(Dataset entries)
========================================
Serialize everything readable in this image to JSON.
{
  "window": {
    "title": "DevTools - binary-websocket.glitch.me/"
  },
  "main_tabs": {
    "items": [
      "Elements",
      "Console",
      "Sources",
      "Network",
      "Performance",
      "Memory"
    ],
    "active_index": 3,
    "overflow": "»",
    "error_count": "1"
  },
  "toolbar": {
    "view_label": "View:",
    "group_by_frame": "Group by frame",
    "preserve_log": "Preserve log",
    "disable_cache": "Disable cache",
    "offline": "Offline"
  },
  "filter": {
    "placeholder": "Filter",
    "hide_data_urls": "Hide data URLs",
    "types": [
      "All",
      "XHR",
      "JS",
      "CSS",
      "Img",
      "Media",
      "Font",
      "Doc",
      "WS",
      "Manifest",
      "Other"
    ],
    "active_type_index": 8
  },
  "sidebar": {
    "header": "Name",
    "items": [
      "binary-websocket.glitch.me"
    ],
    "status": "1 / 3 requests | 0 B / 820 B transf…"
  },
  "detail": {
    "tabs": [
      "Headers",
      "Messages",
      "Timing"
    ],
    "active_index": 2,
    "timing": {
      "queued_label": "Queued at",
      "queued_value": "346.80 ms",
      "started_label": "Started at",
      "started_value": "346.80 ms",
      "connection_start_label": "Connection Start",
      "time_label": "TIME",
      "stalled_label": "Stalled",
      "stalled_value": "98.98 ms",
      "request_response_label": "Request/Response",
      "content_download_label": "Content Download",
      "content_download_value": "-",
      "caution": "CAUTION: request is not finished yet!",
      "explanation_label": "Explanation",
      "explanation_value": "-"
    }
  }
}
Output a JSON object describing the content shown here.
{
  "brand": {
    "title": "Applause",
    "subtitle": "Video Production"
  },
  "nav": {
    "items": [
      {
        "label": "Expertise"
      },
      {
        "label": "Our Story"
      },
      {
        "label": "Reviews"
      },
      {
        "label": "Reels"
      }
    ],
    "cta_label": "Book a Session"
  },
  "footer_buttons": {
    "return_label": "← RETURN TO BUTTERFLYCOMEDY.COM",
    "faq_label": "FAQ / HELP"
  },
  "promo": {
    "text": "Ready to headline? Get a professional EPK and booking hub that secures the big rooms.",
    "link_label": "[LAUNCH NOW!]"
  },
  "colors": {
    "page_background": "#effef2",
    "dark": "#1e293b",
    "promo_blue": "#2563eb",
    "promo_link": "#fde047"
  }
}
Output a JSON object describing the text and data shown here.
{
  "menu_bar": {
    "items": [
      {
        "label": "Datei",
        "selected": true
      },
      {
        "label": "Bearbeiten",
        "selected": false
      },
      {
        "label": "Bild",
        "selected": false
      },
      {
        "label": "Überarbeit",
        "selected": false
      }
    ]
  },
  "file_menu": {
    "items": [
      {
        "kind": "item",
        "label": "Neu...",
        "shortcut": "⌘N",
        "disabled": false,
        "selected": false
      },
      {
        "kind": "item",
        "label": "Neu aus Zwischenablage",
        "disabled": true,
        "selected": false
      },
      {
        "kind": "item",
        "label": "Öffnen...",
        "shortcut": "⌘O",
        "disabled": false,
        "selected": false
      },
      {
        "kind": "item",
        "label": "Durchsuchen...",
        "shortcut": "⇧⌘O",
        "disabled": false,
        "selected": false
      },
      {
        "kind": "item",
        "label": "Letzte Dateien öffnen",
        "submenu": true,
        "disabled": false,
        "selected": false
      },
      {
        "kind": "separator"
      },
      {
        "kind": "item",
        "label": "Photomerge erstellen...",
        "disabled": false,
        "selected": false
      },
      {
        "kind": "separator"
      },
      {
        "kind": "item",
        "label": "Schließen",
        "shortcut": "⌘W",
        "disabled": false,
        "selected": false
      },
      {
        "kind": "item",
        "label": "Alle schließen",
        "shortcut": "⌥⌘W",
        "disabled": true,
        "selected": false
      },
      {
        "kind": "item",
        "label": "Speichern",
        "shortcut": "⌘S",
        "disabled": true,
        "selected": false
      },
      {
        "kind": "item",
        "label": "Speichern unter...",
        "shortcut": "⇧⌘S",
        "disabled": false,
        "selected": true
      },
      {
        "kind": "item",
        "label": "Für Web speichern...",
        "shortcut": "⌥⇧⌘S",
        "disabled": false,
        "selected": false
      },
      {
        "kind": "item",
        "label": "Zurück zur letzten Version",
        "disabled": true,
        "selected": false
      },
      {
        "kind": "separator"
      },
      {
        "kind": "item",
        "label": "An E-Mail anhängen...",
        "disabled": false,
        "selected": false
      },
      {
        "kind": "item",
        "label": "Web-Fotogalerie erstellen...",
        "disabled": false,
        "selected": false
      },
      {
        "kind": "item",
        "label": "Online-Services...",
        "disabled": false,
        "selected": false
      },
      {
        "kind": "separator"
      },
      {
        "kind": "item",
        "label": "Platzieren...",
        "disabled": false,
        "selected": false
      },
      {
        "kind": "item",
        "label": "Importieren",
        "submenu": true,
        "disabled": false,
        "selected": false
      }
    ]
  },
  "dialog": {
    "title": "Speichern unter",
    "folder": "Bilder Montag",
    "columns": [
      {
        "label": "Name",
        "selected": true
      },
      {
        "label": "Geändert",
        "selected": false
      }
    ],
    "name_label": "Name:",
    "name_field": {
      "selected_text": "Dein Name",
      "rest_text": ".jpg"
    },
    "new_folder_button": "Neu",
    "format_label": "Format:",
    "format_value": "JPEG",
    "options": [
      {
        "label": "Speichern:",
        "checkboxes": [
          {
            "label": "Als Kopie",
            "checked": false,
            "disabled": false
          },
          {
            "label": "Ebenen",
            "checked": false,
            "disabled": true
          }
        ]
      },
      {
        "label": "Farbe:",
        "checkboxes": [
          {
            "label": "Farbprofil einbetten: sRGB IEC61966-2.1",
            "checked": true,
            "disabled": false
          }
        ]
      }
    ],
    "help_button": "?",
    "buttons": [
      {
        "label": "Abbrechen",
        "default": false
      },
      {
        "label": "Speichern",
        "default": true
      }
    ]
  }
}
========================================
- **REQUEST**:
Transcribe the records above exactly as they appear.

- **ANSWER FOR THE TASK**:
Serialize everything readable in this image to JSON.
{
  "window": {
    "title": "DevTools - binary-websocket.glitch.me/"
  },
  "main_tabs": {
    "items": [
      "Elements",
      "Console",
      "Sources",
      "Network",
      "Performance",
      "Memory"
    ],
    "active_index": 3,
    "overflow": "»",
    "error_count": "1"
  },
  "toolbar": {
    "view_label": "View:",
    "group_by_frame": "Group by frame",
    "preserve_log": "Preserve log",
    "disable_cache": "Disable cache",
    "offline": "Offline"
  },
  "filter": {
    "placeholder": "Filter",
    "hide_data_urls": "Hide data URLs",
    "types": [
      "All",
      "XHR",
      "JS",
      "CSS",
      "Img",
      "Media",
      "Font",
      "Doc",
      "WS",
      "Manifest",
      "Other"
    ],
    "active_type_index": 8
  },
  "sidebar": {
    "header": "Name",
    "items": [
      "binary-websocket.glitch.me"
    ],
    "status": "1 / 3 requests | 0 B / 820 B transf…"
  },
  "detail": {
    "tabs": [
      "Headers",
      "Messages",
      "Timing"
    ],
    "active_index": 2,
    "timing": {
      "queued_label": "Queued at",
      "queued_value": "346.80 ms",
      "started_label": "Started at",
      "started_value": "346.80 ms",
      "connection_start_label": "Connection Start",
      "time_label": "TIME",
      "stalled_label": "Stalled",
      "stalled_value": "98.98 ms",
      "request_response_label": "Request/Response",
      "content_download_label": "Content Download",
      "content_download_value": "-",
      "caution": "CAUTION: request is not finished yet!",
      "explanation_label": "Explanation",
      "explanation_value": "-"
    }
  }
}
Output a JSON object describing the content shown here.
{
  "brand": {
    "title": "Applause",
    "subtitle": "Video Production"
  },
  "nav": {
    "items": [
      {
        "label": "Expertise"
      },
      {
        "label": "Our Story"
      },
      {
        "label": "Reviews"
      },
      {
        "label": "Reels"
      }
    ],
    "cta_label": "Book a Session"
  },
  "footer_buttons": {
    "return_label": "← RETURN TO BUTTERFLYCOMEDY.COM",
    "faq_label": "FAQ / HELP"
  },
  "promo": {
    "text": "Ready to headline? Get a professional EPK and booking hub that secures the big rooms.",
    "link_label": "[LAUNCH NOW!]"
  },
  "colors": {
    "page_background": "#effef2",
    "dark": "#1e293b",
    "promo_blue": "#2563eb",
    "promo_link": "#fde047"
  }
}
Output a JSON object describing the text and data shown here.
{
  "menu_bar": {
    "items": [
      {
        "label": "Datei",
        "selected": true
      },
      {
        "label": "Bearbeiten",
        "selected": false
      },
      {
        "label": "Bild",
        "selected": false
      },
      {
        "label": "Überarbeit",
        "selected": false
      }
    ]
  },
  "file_menu": {
    "items": [
      {
        "kind": "item",
        "label": "Neu...",
        "shortcut": "⌘N",
        "disabled": false,
        "selected": false
      },
      {
        "kind": "item",
        "label": "Neu aus Zwischenablage",
        "disabled": true,
        "selected": false
      },
      {
        "kind": "item",
        "label": "Öffnen...",
        "shortcut": "⌘O",
        "disabled": false,
        "selected": false
      },
      {
        "kind": "item",
        "label": "Durchsuchen...",
        "shortcut": "⇧⌘O",
        "disabled": false,
        "selected": false
      },
      {
        "kind": "item",
        "label": "Letzte Dateien öffnen",
        "submenu": true,
        "disabled": false,
        "selected": false
      },
      {
        "kind": "separator"
      },
      {
        "kind": "item",
        "label": "Photomerge erstellen...",
        "disabled": false,
        "selected": false
      },
      {
        "kind": "separator"
      },
      {
        "kind": "item",
        "label": "Schließen",
        "shortcut": "⌘W",
        "disabled": false,
        "selected": false
      },
      {
        "kind": "item",
        "label": "Alle schließen",
        "shortcut": "⌥⌘W",
        "disabled": true,
        "selected": false
      },
      {
        "kind": "item",
        "label": "Speichern",
        "shortcut": "⌘S",
        "disabled": true,
        "selected": false
      },
      {
        "kind": "item",
        "label": "Speichern unter...",
        "shortcut": "⇧⌘S",
        "disabled": false,
        "selected": true
      },
      {
        "kind": "item",
        "label": "Für Web speichern...",
        "shortcut": "⌥⇧⌘S",
        "disabled": false,
        "selected": false
      },
      {
        "kind": "item",
        "label": "Zurück zur letzten Version",
        "disabled": true,
        "selected": false
      },
      {
        "kind": "separator"
      },
      {
        "kind": "item",
        "label": "An E-Mail anhängen...",
        "disabled": false,
        "selected": false
      },
      {
        "kind": "item",
        "label": "Web-Fotogalerie erstellen...",
        "disabled": false,
        "selected": false
      },
      {
        "kind": "item",
        "label": "Online-Services...",
        "disabled": false,
        "selected": false
      },
      {
        "kind": "separator"
      },
      {
        "kind": "item",
        "label": "Platzieren...",
        "disabled": false,
        "selected": false
      },
      {
        "kind": "item",
        "label": "Importieren",
        "submenu": true,
        "disabled": false,
        "selected": false
      }
    ]
  },
  "dialog": {
    "title": "Speichern unter",
    "folder": "Bilder Montag",
    "columns": [
      {
        "label": "Name",
        "selected": true
      },
      {
        "label": "Geändert",
        "selected": false
      }
    ],
    "name_label": "Name:",
    "name_field": {
      "selected_text": "Dein Name",
      "rest_text": ".jpg"
    },
    "new_folder_button": "Neu",
    "format_label": "Format:",
    "format_value": "JPEG",
    "options": [
      {
        "label": "Speichern:",
        "checkboxes": [
          {
            "label": "Als Kopie",
            "checked": false,
            "disabled": false
          },
          {
            "label": "Ebenen",
            "checked": false,
            "disabled": true
          }
        ]
      },
      {
        "label": "Farbe:",
        "checkboxes": [
          {
            "label": "Farbprofil einbetten: sRGB IEC61966-2.1",
            "checked": true,
            "disabled": false
          }
        ]
      }
    ],
    "help_button": "?",
    "buttons": [
      {
        "label": "Abbrechen",
        "default": false
      },
      {
        "label": "Speichern",
        "default": true
      }
    ]
  }
}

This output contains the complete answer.